=== TASK DATA ===
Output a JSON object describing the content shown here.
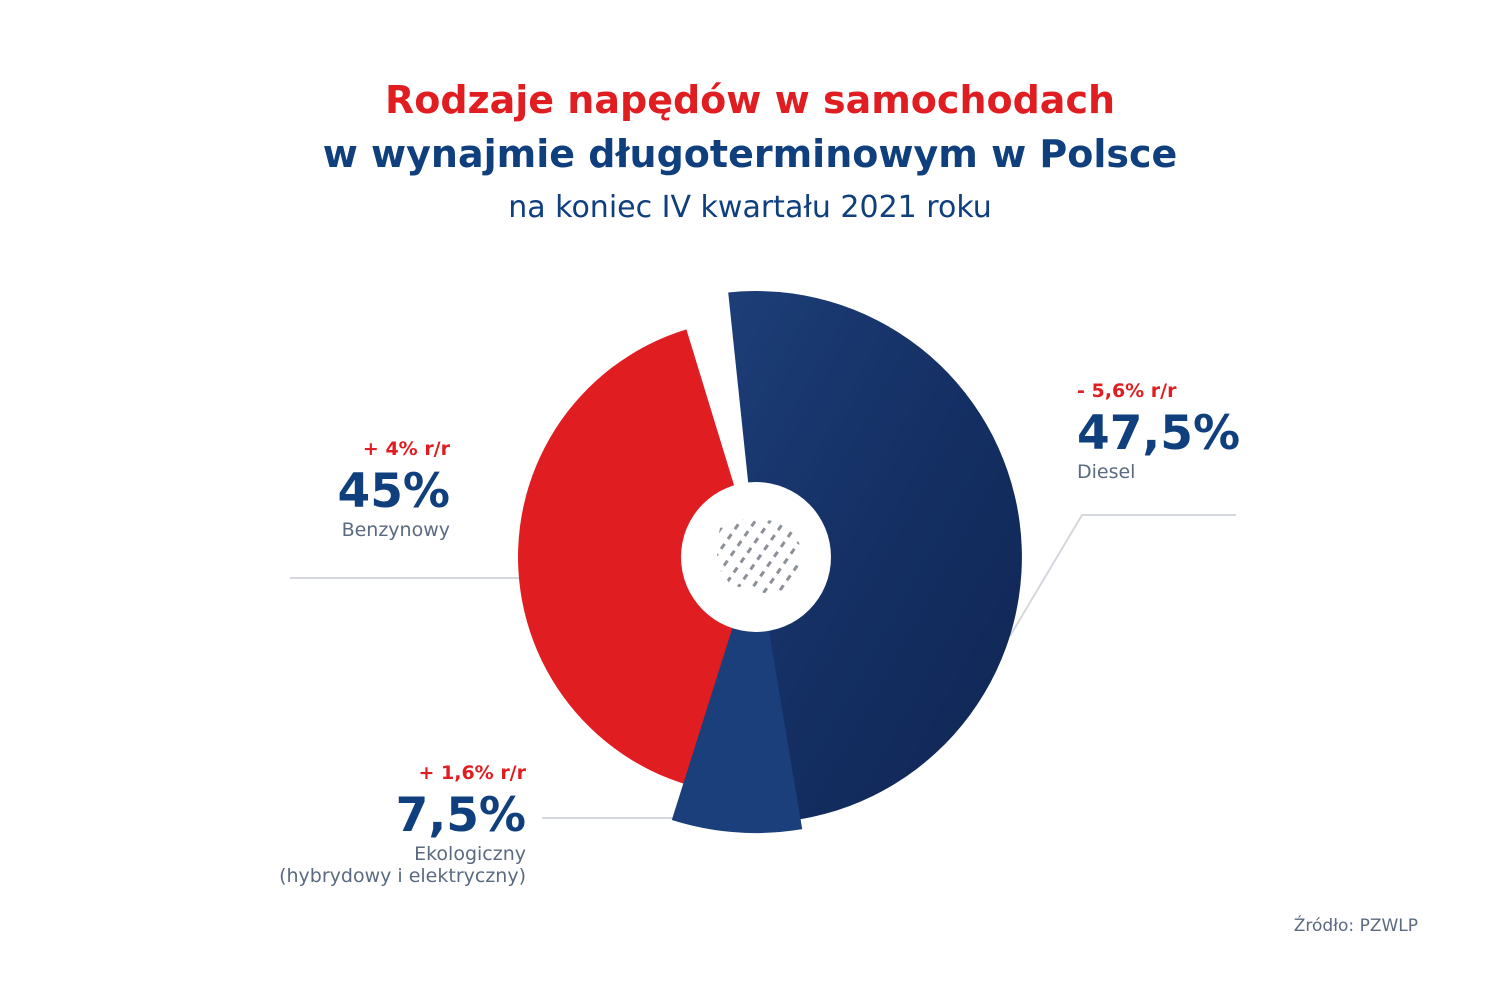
{
  "header": {
    "title_line1": "Rodzaje napędów w samochodach",
    "title_line2": "w wynajmie długoterminowym w Polsce",
    "subtitle": "na koniec IV kwartału 2021 roku"
  },
  "colors": {
    "red": "#e01e22",
    "navy": "#0f3f7d",
    "dark_navy": "#102b5c",
    "leader_line": "#d4d7de"
  },
  "chart_data": {
    "type": "pie",
    "title": "Rodzaje napędów w samochodach w wynajmie długoterminowym w Polsce",
    "subtitle": "na koniec IV kwartału 2021 roku",
    "unit": "%",
    "slices": [
      {
        "name": "Benzynowy",
        "value": 45,
        "value_label": "45%",
        "change_label": "+ 4% r/r",
        "color": "#e01e22"
      },
      {
        "name": "Diesel",
        "value": 47.5,
        "value_label": "47,5%",
        "change_label": "- 5,6% r/r",
        "color": "#102b5c"
      },
      {
        "name": "Ekologiczny",
        "name_line2": "(hybrydowy i elektryczny)",
        "value": 7.5,
        "value_label": "7,5%",
        "change_label": "+ 1,6% r/r",
        "color": "#1b3f7a"
      }
    ],
    "center_icon": "poland-map-icon"
  },
  "source": "Źródło: PZWLP"
}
===
• PROBLEM TO SOLVE:
Extract each line from the listing that holds the word "Polsce".

• RESPONSE FOR THIS EXERCISE:
    "title_line2": "w wynajmie długoterminowym w Polsce",
    "title": "Rodzaje napędów w samochodach w wynajmie długoterminowym w Polsce",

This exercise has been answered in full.